* Aim
Extract all lines that hold "Toronto" from the records below.

(Records from a dataset)
┌──

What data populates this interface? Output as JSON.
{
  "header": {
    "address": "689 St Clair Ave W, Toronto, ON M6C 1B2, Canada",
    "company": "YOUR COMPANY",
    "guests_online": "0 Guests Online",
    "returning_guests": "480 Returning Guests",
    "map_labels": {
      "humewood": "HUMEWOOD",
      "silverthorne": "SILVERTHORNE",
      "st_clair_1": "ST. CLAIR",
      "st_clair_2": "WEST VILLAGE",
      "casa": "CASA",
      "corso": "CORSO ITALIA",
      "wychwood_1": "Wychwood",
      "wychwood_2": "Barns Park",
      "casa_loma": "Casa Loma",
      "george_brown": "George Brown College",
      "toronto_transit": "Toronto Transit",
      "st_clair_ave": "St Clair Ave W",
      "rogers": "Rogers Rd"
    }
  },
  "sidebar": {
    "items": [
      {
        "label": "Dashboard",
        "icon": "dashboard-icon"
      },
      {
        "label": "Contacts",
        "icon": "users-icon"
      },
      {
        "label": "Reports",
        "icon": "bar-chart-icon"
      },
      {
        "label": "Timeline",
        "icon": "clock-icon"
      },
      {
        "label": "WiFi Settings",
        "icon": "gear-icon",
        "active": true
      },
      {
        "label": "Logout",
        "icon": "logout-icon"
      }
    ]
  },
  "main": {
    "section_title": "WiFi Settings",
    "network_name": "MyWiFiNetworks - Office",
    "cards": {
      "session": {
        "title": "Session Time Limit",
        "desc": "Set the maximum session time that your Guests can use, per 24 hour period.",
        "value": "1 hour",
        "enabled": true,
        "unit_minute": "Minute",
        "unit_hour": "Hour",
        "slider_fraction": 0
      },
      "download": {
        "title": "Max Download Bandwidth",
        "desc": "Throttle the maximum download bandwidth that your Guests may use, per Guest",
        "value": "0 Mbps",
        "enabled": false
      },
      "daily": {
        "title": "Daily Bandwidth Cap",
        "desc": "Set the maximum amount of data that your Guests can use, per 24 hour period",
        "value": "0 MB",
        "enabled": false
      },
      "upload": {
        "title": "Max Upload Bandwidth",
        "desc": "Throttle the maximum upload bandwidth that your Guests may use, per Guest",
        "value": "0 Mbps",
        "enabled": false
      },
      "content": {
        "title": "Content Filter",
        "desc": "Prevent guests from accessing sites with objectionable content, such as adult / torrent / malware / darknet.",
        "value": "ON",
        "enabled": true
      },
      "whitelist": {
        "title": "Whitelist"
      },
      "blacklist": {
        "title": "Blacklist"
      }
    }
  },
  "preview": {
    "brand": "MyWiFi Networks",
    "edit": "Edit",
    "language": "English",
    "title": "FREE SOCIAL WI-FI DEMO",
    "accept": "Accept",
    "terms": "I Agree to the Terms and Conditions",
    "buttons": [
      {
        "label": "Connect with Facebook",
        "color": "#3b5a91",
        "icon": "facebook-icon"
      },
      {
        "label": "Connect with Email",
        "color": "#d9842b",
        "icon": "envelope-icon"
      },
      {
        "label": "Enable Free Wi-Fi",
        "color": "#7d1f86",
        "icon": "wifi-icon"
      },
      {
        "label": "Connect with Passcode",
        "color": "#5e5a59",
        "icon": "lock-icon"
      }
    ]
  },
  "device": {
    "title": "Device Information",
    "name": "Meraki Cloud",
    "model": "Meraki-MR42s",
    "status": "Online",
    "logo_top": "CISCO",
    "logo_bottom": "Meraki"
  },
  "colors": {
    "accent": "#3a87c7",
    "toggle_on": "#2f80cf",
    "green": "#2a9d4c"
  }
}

└──

* Right answer
    "address": "689 St Clair Ave W, Toronto, ON M6C 1B2, Canada",
      "toronto_transit": "Toronto Transit",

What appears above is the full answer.